## [Problem to work on]
What follows is a listing. Return every line of it exactly.

## [Material for this task]
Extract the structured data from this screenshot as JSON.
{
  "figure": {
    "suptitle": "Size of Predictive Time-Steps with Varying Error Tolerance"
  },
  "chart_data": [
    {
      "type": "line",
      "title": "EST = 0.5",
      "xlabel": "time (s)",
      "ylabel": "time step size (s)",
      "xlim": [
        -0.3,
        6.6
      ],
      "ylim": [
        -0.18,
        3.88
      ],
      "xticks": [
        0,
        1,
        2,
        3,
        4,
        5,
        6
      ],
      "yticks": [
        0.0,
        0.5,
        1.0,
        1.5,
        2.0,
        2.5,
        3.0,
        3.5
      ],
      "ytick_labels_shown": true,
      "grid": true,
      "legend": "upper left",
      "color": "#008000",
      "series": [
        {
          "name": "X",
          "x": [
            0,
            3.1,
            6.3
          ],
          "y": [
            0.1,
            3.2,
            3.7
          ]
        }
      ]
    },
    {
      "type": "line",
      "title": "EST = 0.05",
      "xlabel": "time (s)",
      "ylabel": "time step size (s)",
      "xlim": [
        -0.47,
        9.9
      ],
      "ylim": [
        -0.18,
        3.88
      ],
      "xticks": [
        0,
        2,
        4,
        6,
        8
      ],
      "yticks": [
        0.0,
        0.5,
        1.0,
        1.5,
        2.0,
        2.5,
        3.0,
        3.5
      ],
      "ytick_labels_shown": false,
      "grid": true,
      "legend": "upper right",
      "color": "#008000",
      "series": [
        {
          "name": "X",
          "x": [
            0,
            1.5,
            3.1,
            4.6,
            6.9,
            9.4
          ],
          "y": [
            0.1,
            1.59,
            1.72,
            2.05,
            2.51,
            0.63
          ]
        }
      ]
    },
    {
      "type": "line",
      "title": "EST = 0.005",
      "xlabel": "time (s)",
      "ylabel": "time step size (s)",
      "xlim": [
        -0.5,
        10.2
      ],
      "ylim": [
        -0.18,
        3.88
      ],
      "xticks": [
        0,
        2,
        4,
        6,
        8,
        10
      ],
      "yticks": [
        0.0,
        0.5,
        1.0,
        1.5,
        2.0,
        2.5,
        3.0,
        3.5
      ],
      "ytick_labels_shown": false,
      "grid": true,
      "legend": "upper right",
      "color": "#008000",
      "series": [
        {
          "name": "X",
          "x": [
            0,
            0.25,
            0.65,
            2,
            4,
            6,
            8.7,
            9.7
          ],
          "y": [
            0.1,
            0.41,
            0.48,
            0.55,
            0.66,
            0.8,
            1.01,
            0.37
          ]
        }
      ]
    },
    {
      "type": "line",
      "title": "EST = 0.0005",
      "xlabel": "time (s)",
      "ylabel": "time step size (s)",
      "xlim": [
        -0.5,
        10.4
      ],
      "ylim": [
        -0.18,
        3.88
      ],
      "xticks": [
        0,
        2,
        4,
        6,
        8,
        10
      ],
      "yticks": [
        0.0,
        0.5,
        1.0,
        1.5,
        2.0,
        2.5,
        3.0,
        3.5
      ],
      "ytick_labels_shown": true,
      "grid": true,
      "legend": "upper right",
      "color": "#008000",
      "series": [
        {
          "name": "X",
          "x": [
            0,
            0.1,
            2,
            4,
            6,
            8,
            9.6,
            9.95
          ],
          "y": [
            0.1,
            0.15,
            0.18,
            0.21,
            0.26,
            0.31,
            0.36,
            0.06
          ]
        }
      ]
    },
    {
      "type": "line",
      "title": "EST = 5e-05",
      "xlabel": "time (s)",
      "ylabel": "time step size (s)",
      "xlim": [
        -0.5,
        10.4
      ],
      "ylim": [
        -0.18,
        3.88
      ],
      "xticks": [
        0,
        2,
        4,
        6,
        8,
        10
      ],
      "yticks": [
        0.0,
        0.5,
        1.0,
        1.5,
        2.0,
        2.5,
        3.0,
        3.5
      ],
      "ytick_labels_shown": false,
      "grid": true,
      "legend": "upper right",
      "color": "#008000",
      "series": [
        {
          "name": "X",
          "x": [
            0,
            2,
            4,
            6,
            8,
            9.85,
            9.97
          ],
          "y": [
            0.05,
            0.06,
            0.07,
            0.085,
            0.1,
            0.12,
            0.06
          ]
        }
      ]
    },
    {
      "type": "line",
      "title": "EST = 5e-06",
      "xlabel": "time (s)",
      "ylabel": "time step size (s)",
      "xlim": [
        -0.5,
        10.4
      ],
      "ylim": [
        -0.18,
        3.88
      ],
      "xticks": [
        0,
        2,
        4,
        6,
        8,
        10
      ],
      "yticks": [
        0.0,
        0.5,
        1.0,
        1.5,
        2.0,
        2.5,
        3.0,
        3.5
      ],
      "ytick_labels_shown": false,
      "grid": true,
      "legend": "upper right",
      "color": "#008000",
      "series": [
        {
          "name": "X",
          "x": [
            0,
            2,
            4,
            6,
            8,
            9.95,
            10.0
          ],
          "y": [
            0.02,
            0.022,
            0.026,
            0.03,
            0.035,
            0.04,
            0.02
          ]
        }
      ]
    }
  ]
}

## [Right answer]
Extract the structured data from this screenshot as JSON.
{
  "figure": {
    "suptitle": "Size of Predictive Time-Steps with Varying Error Tolerance"
  },
  "chart_data": [
    {
      "type": "line",
      "title": "EST = 0.5",
      "xlabel": "time (s)",
      "ylabel": "time step size (s)",
      "xlim": [
        -0.3,
        6.6
      ],
      "ylim": [
        -0.18,
        3.88
      ],
      "xticks": [
        0,
        1,
        2,
        3,
        4,
        5,
        6
      ],
      "yticks": [
        0.0,
        0.5,
        1.0,
        1.5,
        2.0,
        2.5,
        3.0,
        3.5
      ],
      "ytick_labels_shown": true,
      "grid": true,
      "legend": "upper left",
      "color": "#008000",
      "series": [
        {
          "name": "X",
          "x": [
            0,
            3.1,
            6.3
          ],
          "y": [
            0.1,
            3.2,
            3.7
          ]
        }
      ]
    },
    {
      "type": "line",
      "title": "EST = 0.05",
      "xlabel": "time (s)",
      "ylabel": "time step size (s)",
      "xlim": [
        -0.47,
        9.9
      ],
      "ylim": [
        -0.18,
        3.88
      ],
      "xticks": [
        0,
        2,
        4,
        6,
        8
      ],
      "yticks": [
        0.0,
        0.5,
        1.0,
        1.5,
        2.0,
        2.5,
        3.0,
        3.5
      ],
      "ytick_labels_shown": false,
      "grid": true,
      "legend": "upper right",
      "color": "#008000",
      "series": [
        {
          "name": "X",
          "x": [
            0,
            1.5,
            3.1,
            4.6,
            6.9,
            9.4
          ],
          "y": [
            0.1,
            1.59,
            1.72,
            2.05,
            2.51,
            0.63
          ]
        }
      ]
    },
    {
      "type": "line",
      "title": "EST = 0.005",
      "xlabel": "time (s)",
      "ylabel": "time step size (s)",
      "xlim": [
        -0.5,
        10.2
      ],
      "ylim": [
        -0.18,
        3.88
      ],
      "xticks": [
        0,
        2,
        4,
        6,
        8,
        10
      ],
      "yticks": [
        0.0,
        0.5,
        1.0,
        1.5,
        2.0,
        2.5,
        3.0,
        3.5
      ],
      "ytick_labels_shown": false,
      "grid": true,
      "legend": "upper right",
      "color": "#008000",
      "series": [
        {
          "name": "X",
          "x": [
            0,
            0.25,
            0.65,
            2,
            4,
            6,
            8.7,
            9.7
          ],
          "y": [
            0.1,
            0.41,
            0.48,
            0.55,
            0.66,
            0.8,
            1.01,
            0.37
          ]
        }
      ]
    },
    {
      "type": "line",
      "title": "EST = 0.0005",
      "xlabel": "time (s)",
      "ylabel": "time step size (s)",
      "xlim": [
        -0.5,
        10.4
      ],
      "ylim": [
        -0.18,
        3.88
      ],
      "xticks": [
        0,
        2,
        4,
        6,
        8,
        10
      ],
      "yticks": [
        0.0,
        0.5,
        1.0,
        1.5,
        2.0,
        2.5,
        3.0,
        3.5
      ],
      "ytick_labels_shown": true,
      "grid": true,
      "legend": "upper right",
      "color": "#008000",
      "series": [
        {
          "name": "X",
          "x": [
            0,
            0.1,
            2,
            4,
            6,
            8,
            9.6,
            9.95
          ],
          "y": [
            0.1,
            0.15,
            0.18,
            0.21,
            0.26,
            0.31,
            0.36,
            0.06
          ]
        }
      ]
    },
    {
      "type": "line",
      "title": "EST = 5e-05",
      "xlabel": "time (s)",
      "ylabel": "time step size (s)",
      "xlim": [
        -0.5,
        10.4
      ],
      "ylim": [
        -0.18,
        3.88
      ],
      "xticks": [
        0,
        2,
        4,
        6,
        8,
        10
      ],
      "yticks": [
        0.0,
        0.5,
        1.0,
        1.5,
        2.0,
        2.5,
        3.0,
        3.5
      ],
      "ytick_labels_shown": false,
      "grid": true,
      "legend": "upper right",
      "color": "#008000",
      "series": [
        {
          "name": "X",
          "x": [
            0,
            2,
            4,
            6,
            8,
            9.85,
            9.97
          ],
          "y": [
            0.05,
            0.06,
            0.07,
            0.085,
            0.1,
            0.12,
            0.06
          ]
        }
      ]
    },
    {
      "type": "line",
      "title": "EST = 5e-06",
      "xlabel": "time (s)",
      "ylabel": "time step size (s)",
      "xlim": [
        -0.5,
        10.4
      ],
      "ylim": [
        -0.18,
        3.88
      ],
      "xticks": [
        0,
        2,
        4,
        6,
        8,
        10
      ],
      "yticks": [
        0.0,
        0.5,
        1.0,
        1.5,
        2.0,
        2.5,
        3.0,
        3.5
      ],
      "ytick_labels_shown": false,
      "grid": true,
      "legend": "upper right",
      "color": "#008000",
      "series": [
        {
          "name": "X",
          "x": [
            0,
            2,
            4,
            6,
            8,
            9.95,
            10.0
          ],
          "y": [
            0.02,
            0.022,
            0.026,
            0.03,
            0.035,
            0.04,
            0.02
          ]
        }
      ]
    }
  ]
}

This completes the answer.